§ Requirements: Work out the number of lines containing "remedial". Answer with nothing but that number.

§ Data supplied:
════════════════

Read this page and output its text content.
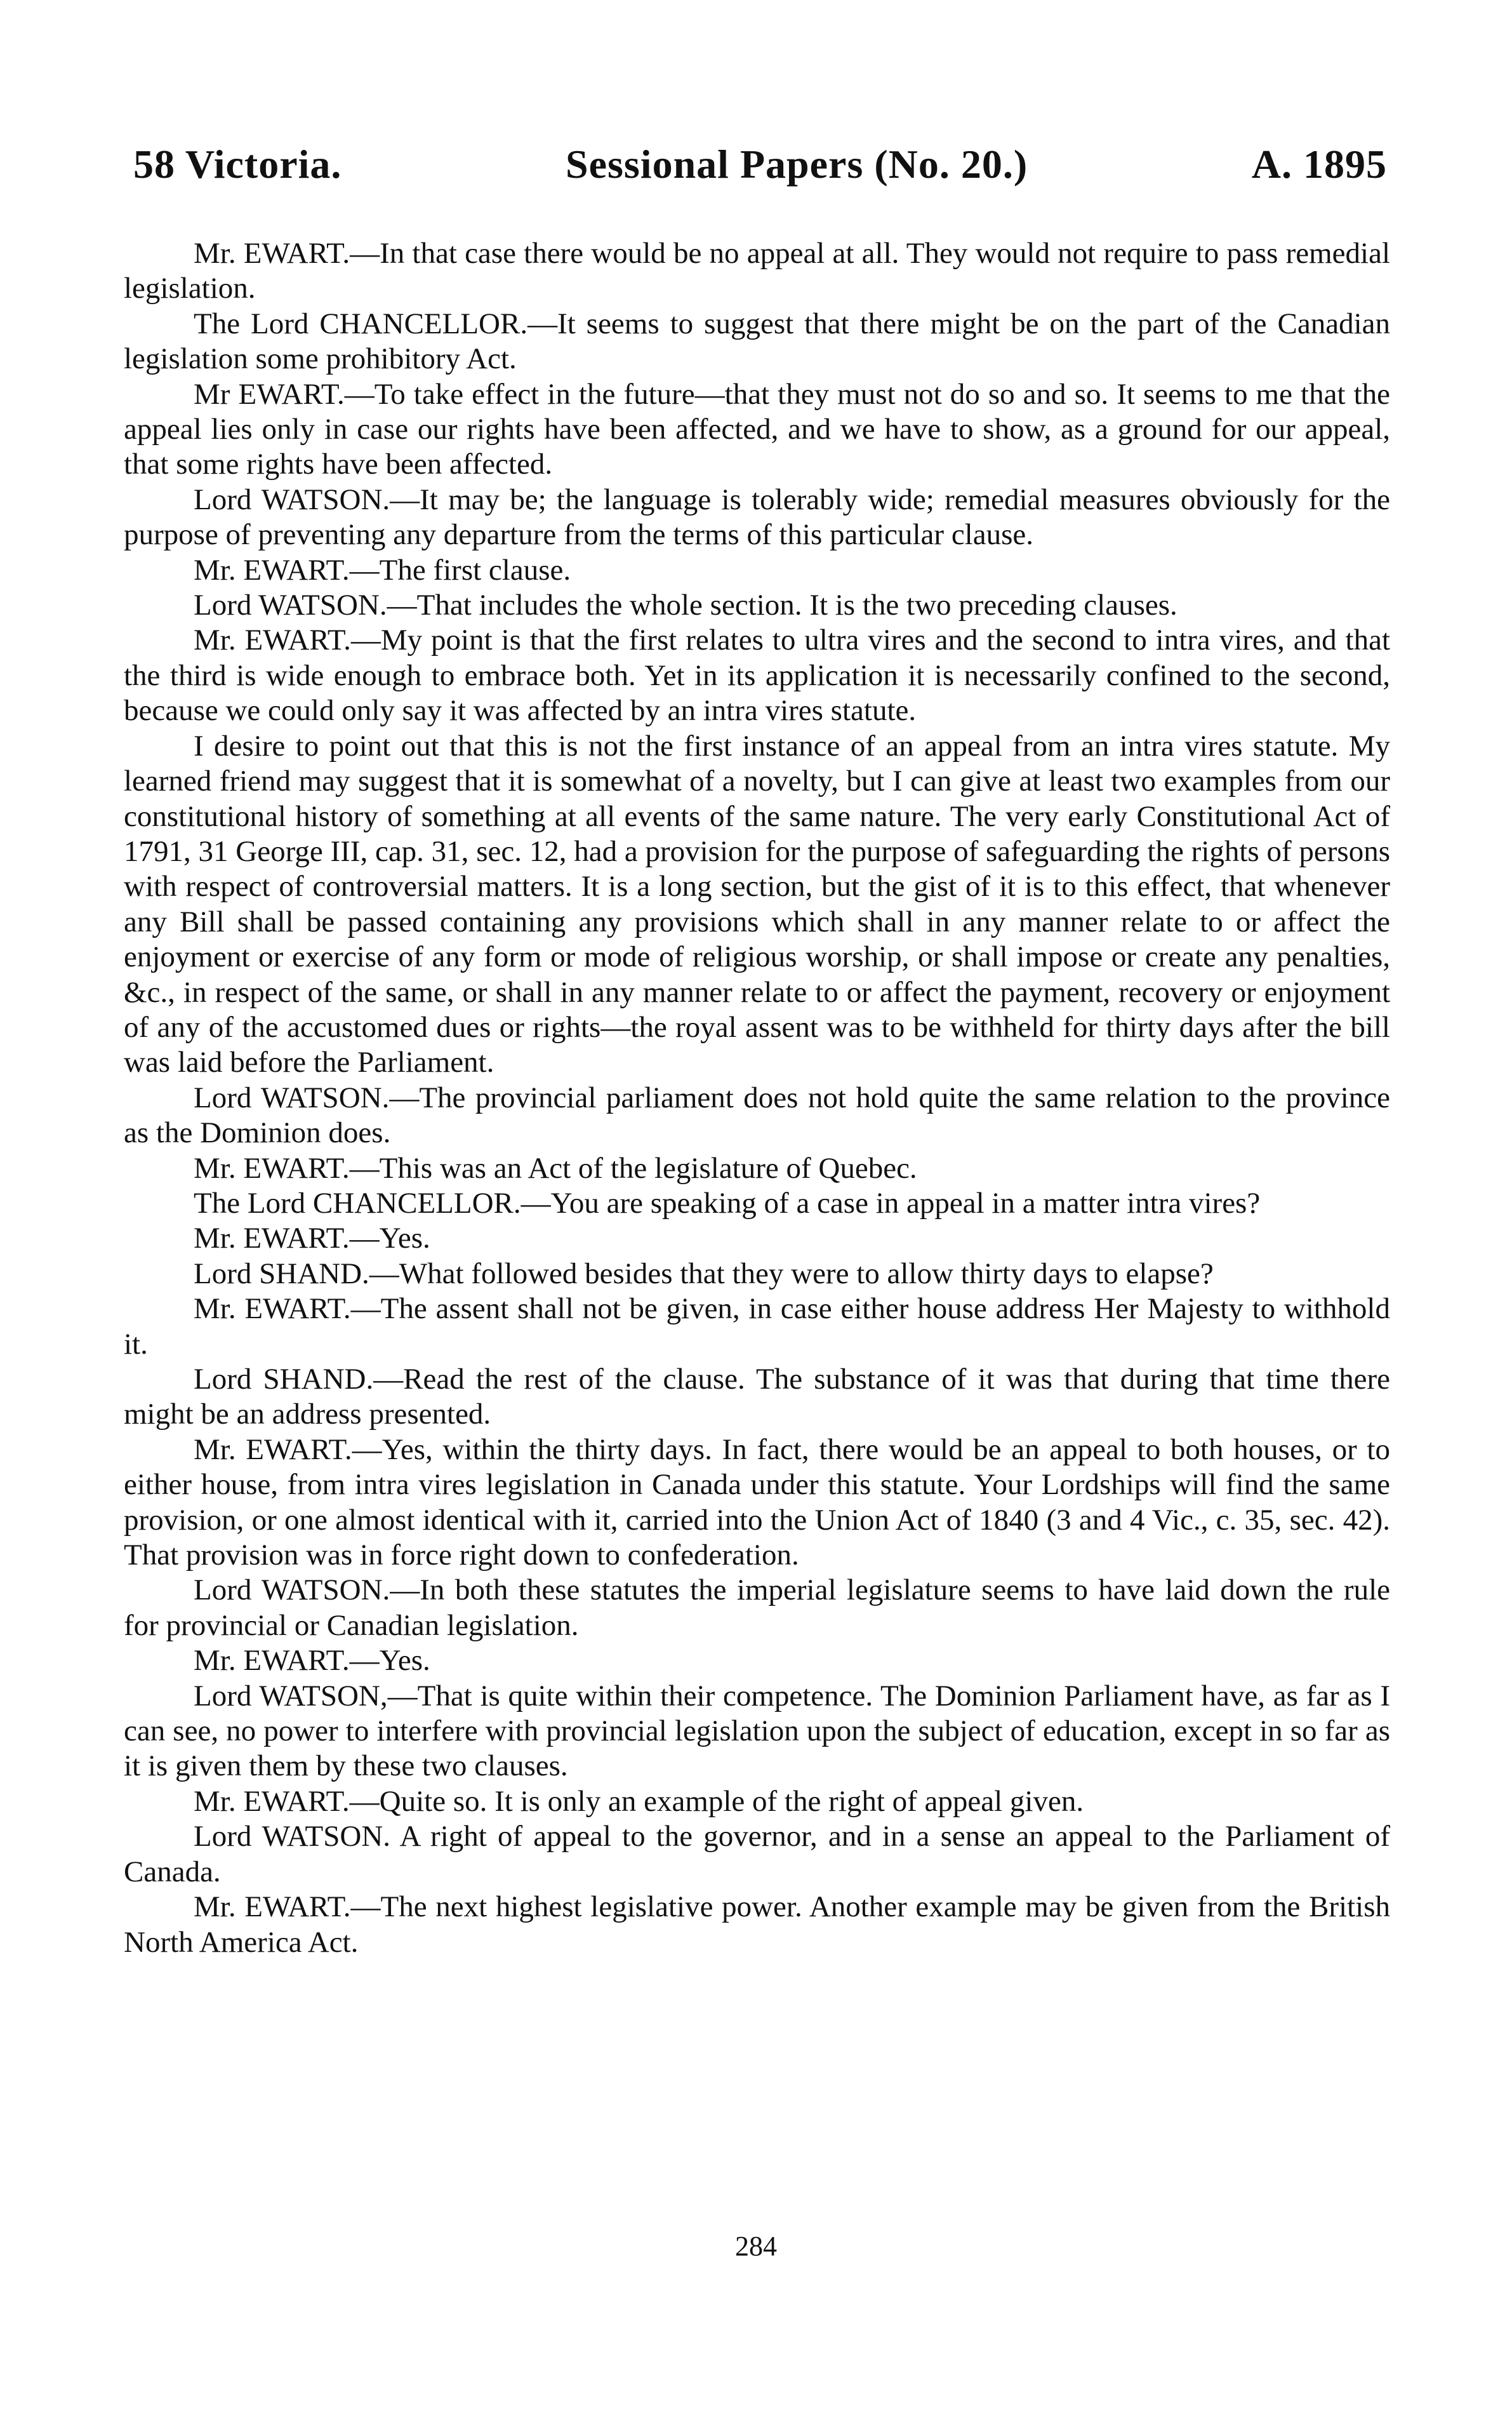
58 Victoria.	Sessional Papers (No. 20.)	A. 1895

Mr. EWART.—In that case there would be no appeal at all. They would not require to pass remedial legislation.

The Lord CHANCELLOR.—It seems to suggest that there might be on the part of the Canadian legislation some prohibitory Act.

Mr EWART.—To take effect in the future—that they must not do so and so. It seems to me that the appeal lies only in case our rights have been affected, and we have to show, as a ground for our appeal, that some rights have been affected.

Lord WATSON.—It may be; the language is tolerably wide; remedial measures obviously for the purpose of preventing any departure from the terms of this particular clause.

Mr. EWART.—The first clause.

Lord WATSON.—That includes the whole section. It is the two preceding clauses.

Mr. EWART.—My point is that the first relates to ultra vires and the second to intra vires, and that the third is wide enough to embrace both. Yet in its application it is necessarily confined to the second, because we could only say it was affected by an intra vires statute.

I desire to point out that this is not the first instance of an appeal from an intra vires statute. My learned friend may suggest that it is somewhat of a novelty, but I can give at least two examples from our constitutional history of something at all events of the same nature. The very early Constitutional Act of 1791, 31 George III, cap. 31, sec. 12, had a provision for the purpose of safeguarding the rights of persons with respect of controversial matters. It is a long section, but the gist of it is to this effect, that whenever any Bill shall be passed containing any provisions which shall in any manner relate to or affect the enjoyment or exercise of any form or mode of religious worship, or shall impose or create any penalties, &c., in respect of the same, or shall in any manner relate to or affect the payment, recovery or enjoyment of any of the accustomed dues or rights—the royal assent was to be withheld for thirty days after the bill was laid before the Parliament.

Lord WATSON.—The provincial parliament does not hold quite the same relation to the province as the Dominion does.

Mr. EWART.—This was an Act of the legislature of Quebec.

The Lord CHANCELLOR.—You are speaking of a case in appeal in a matter intra vires?

Mr. EWART.—Yes.

Lord SHAND.—What followed besides that they were to allow thirty days to elapse?

Mr. EWART.—The assent shall not be given, in case either house address Her Majesty to withhold it.

Lord SHAND.—Read the rest of the clause. The substance of it was that during that time there might be an address presented.

Mr. EWART.—Yes, within the thirty days. In fact, there would be an appeal to both houses, or to either house, from intra vires legislation in Canada under this statute. Your Lordships will find the same provision, or one almost identical with it, carried into the Union Act of 1840 (3 and 4 Vic., c. 35, sec. 42). That provision was in force right down to confederation.

Lord WATSON.—In both these statutes the imperial legislature seems to have laid down the rule for provincial or Canadian legislation.

Mr. EWART.—Yes.

Lord WATSON,—That is quite within their competence. The Dominion Parliament have, as far as I can see, no power to interfere with provincial legislation upon the subject of education, except in so far as it is given them by these two clauses.

Mr. EWART.—Quite so. It is only an example of the right of appeal given.

Lord WATSON. A right of appeal to the governor, and in a sense an appeal to the Parliament of Canada.

Mr. EWART.—The next highest legislative power. Another example may be given from the British North America Act.

284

════════════════

§ Correct answer: 2